[Dataset records]

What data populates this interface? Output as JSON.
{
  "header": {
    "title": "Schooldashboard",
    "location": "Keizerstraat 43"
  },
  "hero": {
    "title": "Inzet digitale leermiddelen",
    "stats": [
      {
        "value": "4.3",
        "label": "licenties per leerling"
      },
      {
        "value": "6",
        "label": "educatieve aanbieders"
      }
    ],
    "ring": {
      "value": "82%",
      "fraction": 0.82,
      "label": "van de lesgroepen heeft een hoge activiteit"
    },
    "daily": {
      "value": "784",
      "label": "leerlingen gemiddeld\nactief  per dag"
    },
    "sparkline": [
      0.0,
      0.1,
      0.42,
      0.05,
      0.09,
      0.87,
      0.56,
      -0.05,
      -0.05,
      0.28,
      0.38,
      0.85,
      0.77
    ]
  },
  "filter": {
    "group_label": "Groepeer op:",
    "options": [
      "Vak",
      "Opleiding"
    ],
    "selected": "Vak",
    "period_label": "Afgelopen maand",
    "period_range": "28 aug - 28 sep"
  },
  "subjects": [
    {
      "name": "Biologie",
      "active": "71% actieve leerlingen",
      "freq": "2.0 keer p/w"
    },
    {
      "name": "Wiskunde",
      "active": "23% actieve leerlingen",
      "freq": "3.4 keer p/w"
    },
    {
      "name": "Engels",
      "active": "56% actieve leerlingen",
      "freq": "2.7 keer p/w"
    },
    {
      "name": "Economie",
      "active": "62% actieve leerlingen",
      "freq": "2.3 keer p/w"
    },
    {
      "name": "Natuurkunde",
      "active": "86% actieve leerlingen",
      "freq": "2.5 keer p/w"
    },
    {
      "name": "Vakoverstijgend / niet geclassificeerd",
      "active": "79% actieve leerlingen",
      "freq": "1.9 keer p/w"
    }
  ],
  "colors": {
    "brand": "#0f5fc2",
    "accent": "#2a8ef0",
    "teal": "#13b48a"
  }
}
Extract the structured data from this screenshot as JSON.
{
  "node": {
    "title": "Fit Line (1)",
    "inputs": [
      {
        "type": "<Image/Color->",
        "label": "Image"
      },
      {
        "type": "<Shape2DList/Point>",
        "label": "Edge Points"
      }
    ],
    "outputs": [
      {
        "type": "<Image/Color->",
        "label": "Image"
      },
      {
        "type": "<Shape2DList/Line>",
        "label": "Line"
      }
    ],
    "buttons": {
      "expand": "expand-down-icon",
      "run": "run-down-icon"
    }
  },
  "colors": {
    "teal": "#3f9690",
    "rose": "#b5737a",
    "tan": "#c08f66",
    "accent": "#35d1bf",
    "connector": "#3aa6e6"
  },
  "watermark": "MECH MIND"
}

**WHAT THE EXERCISE ASKS:**
Pull out each record as written and restate it exactly.

**SOLUTION FOR THIS EXERCISE:**
What data populates this interface? Output as JSON.
{
  "header": {
    "title": "Schooldashboard",
    "location": "Keizerstraat 43"
  },
  "hero": {
    "title": "Inzet digitale leermiddelen",
    "stats": [
      {
        "value": "4.3",
        "label": "licenties per leerling"
      },
      {
        "value": "6",
        "label": "educatieve aanbieders"
      }
    ],
    "ring": {
      "value": "82%",
      "fraction": 0.82,
      "label": "van de lesgroepen heeft een hoge activiteit"
    },
    "daily": {
      "value": "784",
      "label": "leerlingen gemiddeld\nactief  per dag"
    },
    "sparkline": [
      0.0,
      0.1,
      0.42,
      0.05,
      0.09,
      0.87,
      0.56,
      -0.05,
      -0.05,
      0.28,
      0.38,
      0.85,
      0.77
    ]
  },
  "filter": {
    "group_label": "Groepeer op:",
    "options": [
      "Vak",
      "Opleiding"
    ],
    "selected": "Vak",
    "period_label": "Afgelopen maand",
    "period_range": "28 aug - 28 sep"
  },
  "subjects": [
    {
      "name": "Biologie",
      "active": "71% actieve leerlingen",
      "freq": "2.0 keer p/w"
    },
    {
      "name": "Wiskunde",
      "active": "23% actieve leerlingen",
      "freq": "3.4 keer p/w"
    },
    {
      "name": "Engels",
      "active": "56% actieve leerlingen",
      "freq": "2.7 keer p/w"
    },
    {
      "name": "Economie",
      "active": "62% actieve leerlingen",
      "freq": "2.3 keer p/w"
    },
    {
      "name": "Natuurkunde",
      "active": "86% actieve leerlingen",
      "freq": "2.5 keer p/w"
    },
    {
      "name": "Vakoverstijgend / niet geclassificeerd",
      "active": "79% actieve leerlingen",
      "freq": "1.9 keer p/w"
    }
  ],
  "colors": {
    "brand": "#0f5fc2",
    "accent": "#2a8ef0",
    "teal": "#13b48a"
  }
}
Extract the structured data from this screenshot as JSON.
{
  "node": {
    "title": "Fit Line (1)",
    "inputs": [
      {
        "type": "<Image/Color->",
        "label": "Image"
      },
      {
        "type": "<Shape2DList/Point>",
        "label": "Edge Points"
      }
    ],
    "outputs": [
      {
        "type": "<Image/Color->",
        "label": "Image"
      },
      {
        "type": "<Shape2DList/Line>",
        "label": "Line"
      }
    ],
    "buttons": {
      "expand": "expand-down-icon",
      "run": "run-down-icon"
    }
  },
  "colors": {
    "teal": "#3f9690",
    "rose": "#b5737a",
    "tan": "#c08f66",
    "accent": "#35d1bf",
    "connector": "#3aa6e6"
  },
  "watermark": "MECH MIND"
}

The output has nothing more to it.